**Stored records**

==========

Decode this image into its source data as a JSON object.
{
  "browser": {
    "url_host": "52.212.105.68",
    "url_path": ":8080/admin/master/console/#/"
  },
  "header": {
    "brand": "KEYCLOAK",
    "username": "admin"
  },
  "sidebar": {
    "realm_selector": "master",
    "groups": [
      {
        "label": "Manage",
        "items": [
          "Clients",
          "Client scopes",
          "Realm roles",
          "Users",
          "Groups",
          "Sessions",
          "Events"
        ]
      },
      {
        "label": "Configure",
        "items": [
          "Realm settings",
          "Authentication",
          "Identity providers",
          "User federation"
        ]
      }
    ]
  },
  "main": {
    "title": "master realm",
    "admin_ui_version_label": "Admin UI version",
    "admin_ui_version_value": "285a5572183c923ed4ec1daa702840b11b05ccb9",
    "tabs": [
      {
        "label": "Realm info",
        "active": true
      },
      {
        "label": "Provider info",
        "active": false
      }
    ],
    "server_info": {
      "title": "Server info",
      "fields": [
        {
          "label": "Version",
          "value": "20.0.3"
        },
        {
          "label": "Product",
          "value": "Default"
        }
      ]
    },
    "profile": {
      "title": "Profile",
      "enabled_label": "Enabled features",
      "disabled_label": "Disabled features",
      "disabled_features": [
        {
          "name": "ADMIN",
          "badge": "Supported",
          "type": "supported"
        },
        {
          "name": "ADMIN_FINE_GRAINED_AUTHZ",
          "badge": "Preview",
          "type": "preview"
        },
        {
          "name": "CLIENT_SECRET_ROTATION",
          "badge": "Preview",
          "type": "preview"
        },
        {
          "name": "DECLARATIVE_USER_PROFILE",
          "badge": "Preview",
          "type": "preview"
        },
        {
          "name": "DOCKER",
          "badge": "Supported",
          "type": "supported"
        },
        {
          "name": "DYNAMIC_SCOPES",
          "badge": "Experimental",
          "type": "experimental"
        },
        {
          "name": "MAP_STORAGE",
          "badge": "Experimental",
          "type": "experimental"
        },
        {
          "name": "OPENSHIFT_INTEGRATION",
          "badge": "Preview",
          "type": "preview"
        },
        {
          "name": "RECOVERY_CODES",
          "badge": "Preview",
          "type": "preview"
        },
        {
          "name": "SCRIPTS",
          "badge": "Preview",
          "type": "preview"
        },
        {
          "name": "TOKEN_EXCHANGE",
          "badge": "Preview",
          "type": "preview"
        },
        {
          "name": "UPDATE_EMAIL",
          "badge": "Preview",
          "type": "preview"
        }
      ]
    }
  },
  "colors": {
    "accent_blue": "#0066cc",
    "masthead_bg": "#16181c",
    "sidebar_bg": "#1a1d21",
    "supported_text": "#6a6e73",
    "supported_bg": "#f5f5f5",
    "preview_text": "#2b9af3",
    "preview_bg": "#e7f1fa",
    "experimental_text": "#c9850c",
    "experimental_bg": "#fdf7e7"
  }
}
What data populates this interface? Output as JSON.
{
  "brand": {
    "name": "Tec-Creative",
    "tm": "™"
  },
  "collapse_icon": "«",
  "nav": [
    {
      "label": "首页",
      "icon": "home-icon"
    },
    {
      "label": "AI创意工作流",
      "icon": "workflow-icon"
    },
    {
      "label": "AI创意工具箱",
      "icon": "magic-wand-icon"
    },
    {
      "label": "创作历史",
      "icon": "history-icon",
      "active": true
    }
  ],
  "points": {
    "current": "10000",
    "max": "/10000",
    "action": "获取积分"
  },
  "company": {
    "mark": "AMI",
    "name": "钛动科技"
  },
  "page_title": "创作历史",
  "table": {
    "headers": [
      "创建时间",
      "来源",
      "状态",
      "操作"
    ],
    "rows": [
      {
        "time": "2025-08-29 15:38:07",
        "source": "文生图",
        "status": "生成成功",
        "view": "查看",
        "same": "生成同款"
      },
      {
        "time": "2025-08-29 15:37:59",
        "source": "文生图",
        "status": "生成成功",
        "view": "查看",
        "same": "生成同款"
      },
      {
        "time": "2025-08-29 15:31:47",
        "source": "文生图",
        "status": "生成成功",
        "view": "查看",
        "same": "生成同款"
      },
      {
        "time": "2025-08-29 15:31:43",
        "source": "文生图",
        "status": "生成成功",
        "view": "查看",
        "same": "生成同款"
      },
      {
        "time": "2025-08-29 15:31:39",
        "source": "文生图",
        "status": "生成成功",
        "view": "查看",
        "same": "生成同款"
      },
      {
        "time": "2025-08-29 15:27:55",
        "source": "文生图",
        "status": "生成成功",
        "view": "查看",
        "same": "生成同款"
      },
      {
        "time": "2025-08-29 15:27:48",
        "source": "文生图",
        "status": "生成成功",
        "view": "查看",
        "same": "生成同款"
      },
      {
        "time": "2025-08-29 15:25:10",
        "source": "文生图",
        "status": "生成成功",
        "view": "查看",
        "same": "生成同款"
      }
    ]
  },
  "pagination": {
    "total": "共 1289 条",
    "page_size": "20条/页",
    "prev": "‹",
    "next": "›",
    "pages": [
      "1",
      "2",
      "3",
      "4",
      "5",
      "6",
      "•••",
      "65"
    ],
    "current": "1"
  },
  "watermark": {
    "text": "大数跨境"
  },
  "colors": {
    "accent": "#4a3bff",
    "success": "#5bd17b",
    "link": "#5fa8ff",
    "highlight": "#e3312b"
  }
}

==========

**Job**
Quote all the records. Keep every word exact.

**Answer to this exercise**
Decode this image into its source data as a JSON object.
{
  "browser": {
    "url_host": "52.212.105.68",
    "url_path": ":8080/admin/master/console/#/"
  },
  "header": {
    "brand": "KEYCLOAK",
    "username": "admin"
  },
  "sidebar": {
    "realm_selector": "master",
    "groups": [
      {
        "label": "Manage",
        "items": [
          "Clients",
          "Client scopes",
          "Realm roles",
          "Users",
          "Groups",
          "Sessions",
          "Events"
        ]
      },
      {
        "label": "Configure",
        "items": [
          "Realm settings",
          "Authentication",
          "Identity providers",
          "User federation"
        ]
      }
    ]
  },
  "main": {
    "title": "master realm",
    "admin_ui_version_label": "Admin UI version",
    "admin_ui_version_value": "285a5572183c923ed4ec1daa702840b11b05ccb9",
    "tabs": [
      {
        "label": "Realm info",
        "active": true
      },
      {
        "label": "Provider info",
        "active": false
      }
    ],
    "server_info": {
      "title": "Server info",
      "fields": [
        {
          "label": "Version",
          "value": "20.0.3"
        },
        {
          "label": "Product",
          "value": "Default"
        }
      ]
    },
    "profile": {
      "title": "Profile",
      "enabled_label": "Enabled features",
      "disabled_label": "Disabled features",
      "disabled_features": [
        {
          "name": "ADMIN",
          "badge": "Supported",
          "type": "supported"
        },
        {
          "name": "ADMIN_FINE_GRAINED_AUTHZ",
          "badge": "Preview",
          "type": "preview"
        },
        {
          "name": "CLIENT_SECRET_ROTATION",
          "badge": "Preview",
          "type": "preview"
        },
        {
          "name": "DECLARATIVE_USER_PROFILE",
          "badge": "Preview",
          "type": "preview"
        },
        {
          "name": "DOCKER",
          "badge": "Supported",
          "type": "supported"
        },
        {
          "name": "DYNAMIC_SCOPES",
          "badge": "Experimental",
          "type": "experimental"
        },
        {
          "name": "MAP_STORAGE",
          "badge": "Experimental",
          "type": "experimental"
        },
        {
          "name": "OPENSHIFT_INTEGRATION",
          "badge": "Preview",
          "type": "preview"
        },
        {
          "name": "RECOVERY_CODES",
          "badge": "Preview",
          "type": "preview"
        },
        {
          "name": "SCRIPTS",
          "badge": "Preview",
          "type": "preview"
        },
        {
          "name": "TOKEN_EXCHANGE",
          "badge": "Preview",
          "type": "preview"
        },
        {
          "name": "UPDATE_EMAIL",
          "badge": "Preview",
          "type": "preview"
        }
      ]
    }
  },
  "colors": {
    "accent_blue": "#0066cc",
    "masthead_bg": "#16181c",
    "sidebar_bg": "#1a1d21",
    "supported_text": "#6a6e73",
    "supported_bg": "#f5f5f5",
    "preview_text": "#2b9af3",
    "preview_bg": "#e7f1fa",
    "experimental_text": "#c9850c",
    "experimental_bg": "#fdf7e7"
  }
}
What data populates this interface? Output as JSON.
{
  "brand": {
    "name": "Tec-Creative",
    "tm": "™"
  },
  "collapse_icon": "«",
  "nav": [
    {
      "label": "首页",
      "icon": "home-icon"
    },
    {
      "label": "AI创意工作流",
      "icon": "workflow-icon"
    },
    {
      "label": "AI创意工具箱",
      "icon": "magic-wand-icon"
    },
    {
      "label": "创作历史",
      "icon": "history-icon",
      "active": true
    }
  ],
  "points": {
    "current": "10000",
    "max": "/10000",
    "action": "获取积分"
  },
  "company": {
    "mark": "AMI",
    "name": "钛动科技"
  },
  "page_title": "创作历史",
  "table": {
    "headers": [
      "创建时间",
      "来源",
      "状态",
      "操作"
    ],
    "rows": [
      {
        "time": "2025-08-29 15:38:07",
        "source": "文生图",
        "status": "生成成功",
        "view": "查看",
        "same": "生成同款"
      },
      {
        "time": "2025-08-29 15:37:59",
        "source": "文生图",
        "status": "生成成功",
        "view": "查看",
        "same": "生成同款"
      },
      {
        "time": "2025-08-29 15:31:47",
        "source": "文生图",
        "status": "生成成功",
        "view": "查看",
        "same": "生成同款"
      },
      {
        "time": "2025-08-29 15:31:43",
        "source": "文生图",
        "status": "生成成功",
        "view": "查看",
        "same": "生成同款"
      },
      {
        "time": "2025-08-29 15:31:39",
        "source": "文生图",
        "status": "生成成功",
        "view": "查看",
        "same": "生成同款"
      },
      {
        "time": "2025-08-29 15:27:55",
        "source": "文生图",
        "status": "生成成功",
        "view": "查看",
        "same": "生成同款"
      },
      {
        "time": "2025-08-29 15:27:48",
        "source": "文生图",
        "status": "生成成功",
        "view": "查看",
        "same": "生成同款"
      },
      {
        "time": "2025-08-29 15:25:10",
        "source": "文生图",
        "status": "生成成功",
        "view": "查看",
        "same": "生成同款"
      }
    ]
  },
  "pagination": {
    "total": "共 1289 条",
    "page_size": "20条/页",
    "prev": "‹",
    "next": "›",
    "pages": [
      "1",
      "2",
      "3",
      "4",
      "5",
      "6",
      "•••",
      "65"
    ],
    "current": "1"
  },
  "watermark": {
    "text": "大数跨境"
  },
  "colors": {
    "accent": "#4a3bff",
    "success": "#5bd17b",
    "link": "#5fa8ff",
    "highlight": "#e3312b"
  }
}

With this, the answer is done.